** Begin Data records **

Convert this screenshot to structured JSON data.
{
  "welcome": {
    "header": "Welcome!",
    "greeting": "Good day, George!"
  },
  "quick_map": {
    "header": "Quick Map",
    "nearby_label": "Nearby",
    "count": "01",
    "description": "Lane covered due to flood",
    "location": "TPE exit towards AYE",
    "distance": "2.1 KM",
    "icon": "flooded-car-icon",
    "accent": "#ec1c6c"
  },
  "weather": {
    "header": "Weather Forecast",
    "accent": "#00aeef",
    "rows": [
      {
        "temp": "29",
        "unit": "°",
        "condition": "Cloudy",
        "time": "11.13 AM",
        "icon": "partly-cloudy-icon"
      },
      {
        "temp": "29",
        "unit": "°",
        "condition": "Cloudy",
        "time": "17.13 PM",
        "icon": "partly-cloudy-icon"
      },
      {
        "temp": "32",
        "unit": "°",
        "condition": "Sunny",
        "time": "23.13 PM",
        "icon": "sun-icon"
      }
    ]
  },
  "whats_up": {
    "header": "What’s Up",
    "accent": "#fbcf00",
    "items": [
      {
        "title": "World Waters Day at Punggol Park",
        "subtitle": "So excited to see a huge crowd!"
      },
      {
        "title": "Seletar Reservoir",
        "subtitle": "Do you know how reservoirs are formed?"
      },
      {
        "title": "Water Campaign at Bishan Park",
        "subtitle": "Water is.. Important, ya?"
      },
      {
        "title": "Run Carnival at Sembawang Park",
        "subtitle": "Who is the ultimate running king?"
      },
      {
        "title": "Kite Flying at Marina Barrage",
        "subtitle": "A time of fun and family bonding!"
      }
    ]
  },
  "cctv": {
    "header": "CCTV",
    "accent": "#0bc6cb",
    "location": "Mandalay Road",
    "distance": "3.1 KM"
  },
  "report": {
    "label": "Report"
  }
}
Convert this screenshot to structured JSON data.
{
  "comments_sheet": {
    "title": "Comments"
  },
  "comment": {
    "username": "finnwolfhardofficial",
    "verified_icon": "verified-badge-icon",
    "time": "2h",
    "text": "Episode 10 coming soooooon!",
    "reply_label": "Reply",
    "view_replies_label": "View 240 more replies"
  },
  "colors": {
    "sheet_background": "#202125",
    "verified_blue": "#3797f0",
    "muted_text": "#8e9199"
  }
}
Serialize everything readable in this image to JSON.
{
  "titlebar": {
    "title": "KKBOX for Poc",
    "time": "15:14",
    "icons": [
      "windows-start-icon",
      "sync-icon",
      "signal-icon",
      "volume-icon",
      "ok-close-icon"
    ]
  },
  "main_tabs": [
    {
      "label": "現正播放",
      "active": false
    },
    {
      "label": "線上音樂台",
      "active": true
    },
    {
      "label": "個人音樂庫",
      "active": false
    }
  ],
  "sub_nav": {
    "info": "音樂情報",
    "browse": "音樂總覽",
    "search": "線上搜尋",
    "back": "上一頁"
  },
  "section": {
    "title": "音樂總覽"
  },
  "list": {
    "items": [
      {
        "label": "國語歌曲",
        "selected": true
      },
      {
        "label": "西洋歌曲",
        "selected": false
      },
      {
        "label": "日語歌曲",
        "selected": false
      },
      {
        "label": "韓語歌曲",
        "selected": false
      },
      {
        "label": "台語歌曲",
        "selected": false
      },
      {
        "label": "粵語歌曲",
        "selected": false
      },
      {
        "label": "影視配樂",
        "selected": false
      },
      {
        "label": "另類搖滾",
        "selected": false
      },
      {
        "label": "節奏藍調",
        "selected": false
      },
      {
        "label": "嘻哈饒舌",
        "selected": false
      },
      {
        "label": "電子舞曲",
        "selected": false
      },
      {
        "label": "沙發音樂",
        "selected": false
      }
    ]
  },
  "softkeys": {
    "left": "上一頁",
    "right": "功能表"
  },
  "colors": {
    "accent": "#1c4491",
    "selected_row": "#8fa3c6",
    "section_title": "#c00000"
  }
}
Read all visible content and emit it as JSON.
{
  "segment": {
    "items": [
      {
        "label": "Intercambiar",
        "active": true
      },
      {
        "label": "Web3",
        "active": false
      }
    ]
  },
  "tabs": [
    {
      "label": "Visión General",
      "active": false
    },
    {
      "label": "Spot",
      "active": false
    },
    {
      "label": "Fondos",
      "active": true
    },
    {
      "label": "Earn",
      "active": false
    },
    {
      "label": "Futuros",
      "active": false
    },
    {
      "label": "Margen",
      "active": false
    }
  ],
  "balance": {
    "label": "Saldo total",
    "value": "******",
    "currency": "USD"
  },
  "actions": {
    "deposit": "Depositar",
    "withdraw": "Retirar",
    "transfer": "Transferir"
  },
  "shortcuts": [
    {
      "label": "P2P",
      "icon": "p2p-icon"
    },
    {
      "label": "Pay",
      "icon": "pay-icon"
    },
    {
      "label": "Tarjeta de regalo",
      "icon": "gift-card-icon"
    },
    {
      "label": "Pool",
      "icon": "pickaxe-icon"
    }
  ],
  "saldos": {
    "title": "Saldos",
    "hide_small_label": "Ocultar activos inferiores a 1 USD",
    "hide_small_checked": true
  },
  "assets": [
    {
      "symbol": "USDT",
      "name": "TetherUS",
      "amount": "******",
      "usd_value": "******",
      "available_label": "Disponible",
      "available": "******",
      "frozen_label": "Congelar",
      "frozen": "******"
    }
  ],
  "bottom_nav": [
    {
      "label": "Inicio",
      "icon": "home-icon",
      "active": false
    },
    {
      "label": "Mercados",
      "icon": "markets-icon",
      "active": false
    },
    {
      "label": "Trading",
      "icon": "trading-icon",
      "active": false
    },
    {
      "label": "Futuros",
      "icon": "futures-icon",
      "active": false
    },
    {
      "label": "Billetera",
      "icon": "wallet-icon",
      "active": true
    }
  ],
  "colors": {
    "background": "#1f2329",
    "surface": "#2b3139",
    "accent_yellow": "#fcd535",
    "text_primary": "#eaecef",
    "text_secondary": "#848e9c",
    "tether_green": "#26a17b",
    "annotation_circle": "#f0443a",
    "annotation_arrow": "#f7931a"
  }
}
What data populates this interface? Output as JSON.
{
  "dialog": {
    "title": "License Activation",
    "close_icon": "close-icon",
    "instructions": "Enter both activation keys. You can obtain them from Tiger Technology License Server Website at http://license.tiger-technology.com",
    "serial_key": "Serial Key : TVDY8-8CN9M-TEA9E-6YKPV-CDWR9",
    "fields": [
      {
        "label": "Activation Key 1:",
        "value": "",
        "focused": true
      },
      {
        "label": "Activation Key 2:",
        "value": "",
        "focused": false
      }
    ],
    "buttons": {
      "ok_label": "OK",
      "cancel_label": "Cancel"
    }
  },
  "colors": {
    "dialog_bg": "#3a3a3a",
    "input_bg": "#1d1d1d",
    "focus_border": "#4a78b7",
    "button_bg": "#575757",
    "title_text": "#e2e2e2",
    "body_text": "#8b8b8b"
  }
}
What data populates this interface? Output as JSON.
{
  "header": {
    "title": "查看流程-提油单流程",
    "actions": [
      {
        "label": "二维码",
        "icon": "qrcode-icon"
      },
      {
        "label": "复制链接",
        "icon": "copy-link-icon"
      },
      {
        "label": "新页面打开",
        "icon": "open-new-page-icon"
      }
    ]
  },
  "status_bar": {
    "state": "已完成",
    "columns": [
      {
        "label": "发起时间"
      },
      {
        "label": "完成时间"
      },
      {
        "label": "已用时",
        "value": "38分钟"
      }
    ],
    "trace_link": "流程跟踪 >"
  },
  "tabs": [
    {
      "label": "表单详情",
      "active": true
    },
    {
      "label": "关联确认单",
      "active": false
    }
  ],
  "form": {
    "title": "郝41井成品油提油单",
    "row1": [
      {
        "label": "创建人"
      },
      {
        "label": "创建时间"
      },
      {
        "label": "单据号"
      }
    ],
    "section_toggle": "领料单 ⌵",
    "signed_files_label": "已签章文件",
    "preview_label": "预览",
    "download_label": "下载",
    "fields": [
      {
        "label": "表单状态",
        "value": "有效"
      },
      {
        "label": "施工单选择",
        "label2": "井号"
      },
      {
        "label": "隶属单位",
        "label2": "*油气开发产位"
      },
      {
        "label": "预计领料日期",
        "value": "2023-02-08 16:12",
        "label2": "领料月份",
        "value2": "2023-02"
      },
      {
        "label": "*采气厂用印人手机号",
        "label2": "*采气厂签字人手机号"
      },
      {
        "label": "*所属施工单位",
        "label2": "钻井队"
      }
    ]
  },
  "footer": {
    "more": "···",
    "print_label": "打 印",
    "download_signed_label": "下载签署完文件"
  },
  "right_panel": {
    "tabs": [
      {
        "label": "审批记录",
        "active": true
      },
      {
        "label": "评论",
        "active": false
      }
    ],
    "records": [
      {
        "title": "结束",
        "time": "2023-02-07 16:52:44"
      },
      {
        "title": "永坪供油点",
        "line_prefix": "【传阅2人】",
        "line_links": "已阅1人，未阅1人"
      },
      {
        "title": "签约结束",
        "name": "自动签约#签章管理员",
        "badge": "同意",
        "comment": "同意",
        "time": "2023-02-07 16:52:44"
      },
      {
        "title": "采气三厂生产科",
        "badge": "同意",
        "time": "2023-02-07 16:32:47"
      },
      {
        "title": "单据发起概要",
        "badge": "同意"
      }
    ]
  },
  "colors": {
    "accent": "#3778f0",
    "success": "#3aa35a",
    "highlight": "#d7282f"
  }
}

** End Data records **

Go through the material and select each line with the string "location" in it.

    "location": "TPE exit towards AYE",
    "location": "Mandalay Road",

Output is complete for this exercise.